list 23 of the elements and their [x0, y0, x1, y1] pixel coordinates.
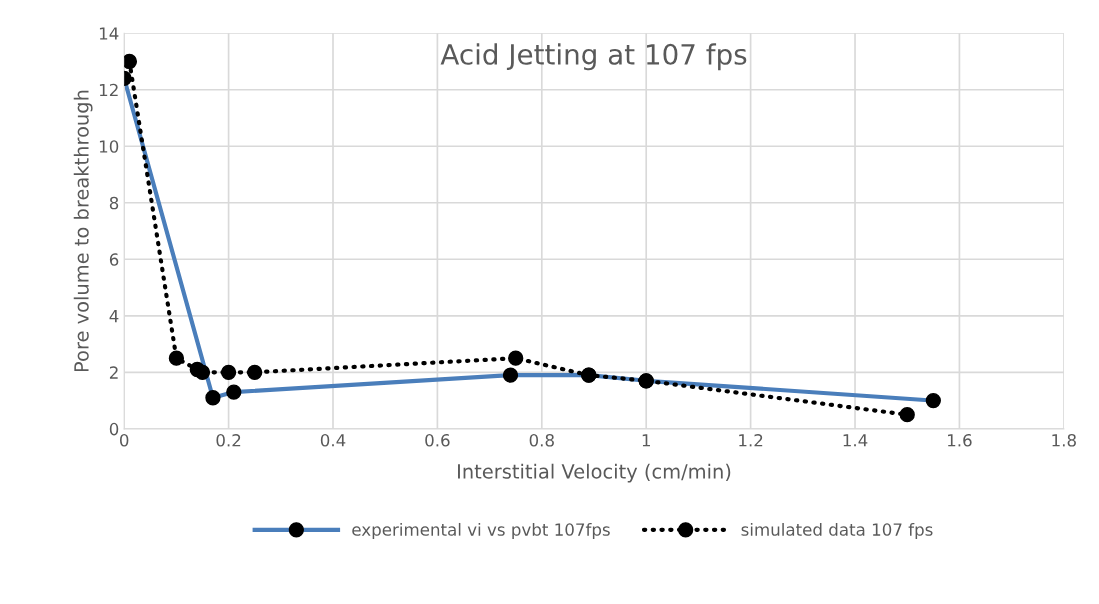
- legend-label: experimental vi vs pvbt 107fps: [352, 522, 610, 540]
- x-tick-label: 1.4: [843, 434, 868, 447]
- y-tick-label: 10: [99, 140, 119, 153]
- x-tick-label: 1.8: [1052, 434, 1076, 447]
- chart-title: Acid Jetting at 107 fps: [440, 43, 747, 71]
- y-tick-label: 0: [109, 422, 119, 436]
- y-axis-title: Pore volume to breakthrough: [73, 90, 93, 372]
- y-tick-label: 12: [99, 83, 118, 97]
- y-tick-label: 4: [109, 309, 119, 323]
- x-tick-label: 1.6: [948, 434, 972, 447]
- x-tick-label: 0.2: [216, 434, 241, 447]
- x-tick-label: 0.8: [529, 434, 554, 447]
- y-tick-label: 14: [99, 27, 119, 40]
- x-tick-label: 0.4: [320, 434, 346, 447]
- x-tick-label: 0: [119, 434, 129, 447]
- x-tick-label: 0.6: [425, 434, 450, 447]
- x-tick-label: 1: [642, 434, 650, 447]
- x-axis-title: Interstitial Velocity (cm/min): [458, 463, 731, 483]
- x-tick-label: 1.2: [739, 434, 763, 447]
- y-tick-label: 2: [109, 366, 118, 379]
- y-tick-label: 6: [109, 253, 119, 266]
- legend-label: simulated data 107 fps: [741, 522, 933, 540]
- y-tick-label: 8: [109, 196, 119, 210]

**Request:**
Please copy out every line of the records above word for word, leaving out the pictures.

**Output for this exercise:**
list 23 of the elements and their [x0, y0, x1, y1] pixel coordinates.
- legend-label: experimental vi vs pvbt 107fps: [352, 522, 610, 540]
- x-tick-label: 1.4: [843, 434, 868, 447]
- y-tick-label: 10: [99, 140, 119, 153]
- x-tick-label: 1.8: [1052, 434, 1076, 447]
- chart-title: Acid Jetting at 107 fps: [440, 43, 747, 71]
- y-tick-label: 0: [109, 422, 119, 436]
- y-axis-title: Pore volume to breakthrough: [73, 90, 93, 372]
- y-tick-label: 12: [99, 83, 118, 97]
- y-tick-label: 4: [109, 309, 119, 323]
- x-tick-label: 1.6: [948, 434, 972, 447]
- x-tick-label: 0.2: [216, 434, 241, 447]
- x-tick-label: 0.8: [529, 434, 554, 447]
- y-tick-label: 14: [99, 27, 119, 40]
- x-tick-label: 0.4: [320, 434, 346, 447]
- x-tick-label: 0: [119, 434, 129, 447]
- x-tick-label: 0.6: [425, 434, 450, 447]
- x-tick-label: 1: [642, 434, 650, 447]
- x-axis-title: Interstitial Velocity (cm/min): [458, 463, 731, 483]
- x-tick-label: 1.2: [739, 434, 763, 447]
- y-tick-label: 2: [109, 366, 118, 379]
- y-tick-label: 6: [109, 253, 119, 266]
- legend-label: simulated data 107 fps: [741, 522, 933, 540]
- y-tick-label: 8: [109, 196, 119, 210]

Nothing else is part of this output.